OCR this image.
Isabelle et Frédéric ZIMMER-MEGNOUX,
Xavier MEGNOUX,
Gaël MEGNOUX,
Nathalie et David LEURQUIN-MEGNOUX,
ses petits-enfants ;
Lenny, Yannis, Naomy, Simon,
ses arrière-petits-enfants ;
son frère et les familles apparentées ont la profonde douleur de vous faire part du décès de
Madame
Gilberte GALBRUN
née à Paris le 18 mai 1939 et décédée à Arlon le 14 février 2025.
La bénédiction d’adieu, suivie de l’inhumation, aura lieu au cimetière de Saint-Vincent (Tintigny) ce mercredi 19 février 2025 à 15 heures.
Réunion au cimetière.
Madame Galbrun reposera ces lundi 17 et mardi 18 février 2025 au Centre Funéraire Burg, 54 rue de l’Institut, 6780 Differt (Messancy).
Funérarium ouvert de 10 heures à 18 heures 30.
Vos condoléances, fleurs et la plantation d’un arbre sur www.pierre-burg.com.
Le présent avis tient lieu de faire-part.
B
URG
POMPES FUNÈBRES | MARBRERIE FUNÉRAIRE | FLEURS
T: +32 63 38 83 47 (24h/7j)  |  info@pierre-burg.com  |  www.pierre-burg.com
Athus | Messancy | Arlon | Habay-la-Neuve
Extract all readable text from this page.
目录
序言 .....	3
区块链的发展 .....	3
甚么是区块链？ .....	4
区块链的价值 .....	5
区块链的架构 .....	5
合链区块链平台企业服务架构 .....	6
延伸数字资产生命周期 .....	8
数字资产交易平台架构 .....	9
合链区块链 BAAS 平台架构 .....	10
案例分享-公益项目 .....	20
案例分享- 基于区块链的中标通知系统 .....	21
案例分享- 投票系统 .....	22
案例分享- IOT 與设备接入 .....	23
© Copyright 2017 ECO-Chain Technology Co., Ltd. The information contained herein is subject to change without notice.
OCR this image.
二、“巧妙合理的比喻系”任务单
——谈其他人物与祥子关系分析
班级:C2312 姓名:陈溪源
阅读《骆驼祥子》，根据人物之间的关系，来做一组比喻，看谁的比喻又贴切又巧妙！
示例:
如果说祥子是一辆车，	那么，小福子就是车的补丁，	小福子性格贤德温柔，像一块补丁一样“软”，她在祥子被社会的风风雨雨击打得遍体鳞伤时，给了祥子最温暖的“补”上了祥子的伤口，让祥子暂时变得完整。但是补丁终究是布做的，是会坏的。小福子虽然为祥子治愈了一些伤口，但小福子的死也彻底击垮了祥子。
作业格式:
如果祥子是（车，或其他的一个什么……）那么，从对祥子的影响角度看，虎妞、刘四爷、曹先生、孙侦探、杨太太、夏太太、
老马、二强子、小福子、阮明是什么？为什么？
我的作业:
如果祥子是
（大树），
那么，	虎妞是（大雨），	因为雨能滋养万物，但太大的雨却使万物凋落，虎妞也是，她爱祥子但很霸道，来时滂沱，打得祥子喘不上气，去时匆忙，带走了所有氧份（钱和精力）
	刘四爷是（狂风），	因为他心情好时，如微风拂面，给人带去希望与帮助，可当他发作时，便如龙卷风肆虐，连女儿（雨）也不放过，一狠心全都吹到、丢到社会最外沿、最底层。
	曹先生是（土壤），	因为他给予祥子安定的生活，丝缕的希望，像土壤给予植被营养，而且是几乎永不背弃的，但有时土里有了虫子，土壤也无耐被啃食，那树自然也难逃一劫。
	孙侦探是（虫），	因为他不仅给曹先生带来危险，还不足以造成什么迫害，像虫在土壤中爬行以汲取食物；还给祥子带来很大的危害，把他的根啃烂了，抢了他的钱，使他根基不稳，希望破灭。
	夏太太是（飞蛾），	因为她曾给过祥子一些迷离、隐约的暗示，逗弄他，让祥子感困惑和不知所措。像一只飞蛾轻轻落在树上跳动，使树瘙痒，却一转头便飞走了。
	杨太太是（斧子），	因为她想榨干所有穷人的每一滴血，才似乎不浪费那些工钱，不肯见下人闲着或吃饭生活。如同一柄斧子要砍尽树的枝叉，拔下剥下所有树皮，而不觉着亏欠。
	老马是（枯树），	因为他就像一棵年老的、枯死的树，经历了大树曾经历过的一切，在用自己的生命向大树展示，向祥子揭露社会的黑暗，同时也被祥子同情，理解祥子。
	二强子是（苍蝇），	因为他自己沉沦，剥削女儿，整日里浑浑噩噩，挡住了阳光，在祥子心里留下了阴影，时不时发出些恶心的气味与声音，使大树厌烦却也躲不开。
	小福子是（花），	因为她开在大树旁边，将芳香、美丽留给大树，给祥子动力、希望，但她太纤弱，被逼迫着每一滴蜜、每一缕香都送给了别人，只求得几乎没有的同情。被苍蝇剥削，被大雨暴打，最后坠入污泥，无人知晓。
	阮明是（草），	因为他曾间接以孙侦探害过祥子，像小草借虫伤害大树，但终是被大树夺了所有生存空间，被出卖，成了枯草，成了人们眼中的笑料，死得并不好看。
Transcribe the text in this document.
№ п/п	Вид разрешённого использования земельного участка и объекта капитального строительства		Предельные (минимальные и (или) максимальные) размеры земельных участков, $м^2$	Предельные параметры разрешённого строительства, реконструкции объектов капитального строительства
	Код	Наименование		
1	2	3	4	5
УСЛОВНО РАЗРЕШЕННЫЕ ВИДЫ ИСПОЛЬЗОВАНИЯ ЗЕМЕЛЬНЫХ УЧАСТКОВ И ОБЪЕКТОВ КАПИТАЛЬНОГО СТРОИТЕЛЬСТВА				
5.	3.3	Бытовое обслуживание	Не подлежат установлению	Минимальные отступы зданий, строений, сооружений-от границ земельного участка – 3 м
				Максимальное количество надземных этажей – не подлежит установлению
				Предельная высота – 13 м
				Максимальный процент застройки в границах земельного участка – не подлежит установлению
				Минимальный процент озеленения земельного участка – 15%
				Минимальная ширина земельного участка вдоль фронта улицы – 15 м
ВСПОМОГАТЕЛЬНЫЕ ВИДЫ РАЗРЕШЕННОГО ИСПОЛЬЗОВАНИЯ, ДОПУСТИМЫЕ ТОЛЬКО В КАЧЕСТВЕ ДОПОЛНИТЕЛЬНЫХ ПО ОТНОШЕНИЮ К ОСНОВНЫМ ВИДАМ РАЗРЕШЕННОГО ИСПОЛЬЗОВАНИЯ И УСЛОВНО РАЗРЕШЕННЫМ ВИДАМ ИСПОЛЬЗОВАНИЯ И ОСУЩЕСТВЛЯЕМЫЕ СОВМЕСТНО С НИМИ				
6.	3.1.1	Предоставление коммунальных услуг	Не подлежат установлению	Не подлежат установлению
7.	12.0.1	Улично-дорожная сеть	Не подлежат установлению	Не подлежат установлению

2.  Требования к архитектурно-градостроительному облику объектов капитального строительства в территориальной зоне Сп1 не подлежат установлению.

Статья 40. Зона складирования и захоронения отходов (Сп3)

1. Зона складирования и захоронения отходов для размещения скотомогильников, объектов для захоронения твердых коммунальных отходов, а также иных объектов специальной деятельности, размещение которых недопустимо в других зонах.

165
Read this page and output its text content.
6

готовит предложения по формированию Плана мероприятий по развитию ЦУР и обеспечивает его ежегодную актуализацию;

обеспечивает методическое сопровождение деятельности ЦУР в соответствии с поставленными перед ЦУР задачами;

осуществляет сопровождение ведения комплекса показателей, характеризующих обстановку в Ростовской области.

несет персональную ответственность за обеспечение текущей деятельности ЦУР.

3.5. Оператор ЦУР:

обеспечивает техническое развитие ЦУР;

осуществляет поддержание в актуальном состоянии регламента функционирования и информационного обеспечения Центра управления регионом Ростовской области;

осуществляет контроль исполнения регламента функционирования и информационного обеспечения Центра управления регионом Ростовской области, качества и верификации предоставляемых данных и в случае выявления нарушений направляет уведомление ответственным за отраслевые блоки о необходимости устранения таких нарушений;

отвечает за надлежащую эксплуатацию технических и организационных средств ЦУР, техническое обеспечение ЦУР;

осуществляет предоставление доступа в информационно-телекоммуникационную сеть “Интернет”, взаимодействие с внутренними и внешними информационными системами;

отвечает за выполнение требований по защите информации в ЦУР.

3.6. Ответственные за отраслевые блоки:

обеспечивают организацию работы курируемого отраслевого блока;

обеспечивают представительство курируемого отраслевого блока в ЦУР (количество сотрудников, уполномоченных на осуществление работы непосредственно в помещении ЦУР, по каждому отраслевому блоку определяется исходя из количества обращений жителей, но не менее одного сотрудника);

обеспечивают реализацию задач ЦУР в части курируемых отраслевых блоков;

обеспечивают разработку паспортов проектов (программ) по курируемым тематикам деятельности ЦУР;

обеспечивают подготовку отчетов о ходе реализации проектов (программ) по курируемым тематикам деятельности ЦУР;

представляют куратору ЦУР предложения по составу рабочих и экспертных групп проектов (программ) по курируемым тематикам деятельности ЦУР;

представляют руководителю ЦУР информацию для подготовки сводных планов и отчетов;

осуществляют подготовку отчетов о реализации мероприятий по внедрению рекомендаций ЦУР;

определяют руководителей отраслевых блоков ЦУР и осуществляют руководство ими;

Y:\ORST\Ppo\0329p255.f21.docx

· · · · ·

## WORK INSTRUCTIONS
Pick out the lines above containing the word "MEGNOUX", then copy them.

## TASK SOLUTION
Isabelle et Frédéric ZIMMER-MEGNOUX,
Xavier MEGNOUX,
Gaël MEGNOUX,
Nathalie et David LEURQUIN-MEGNOUX,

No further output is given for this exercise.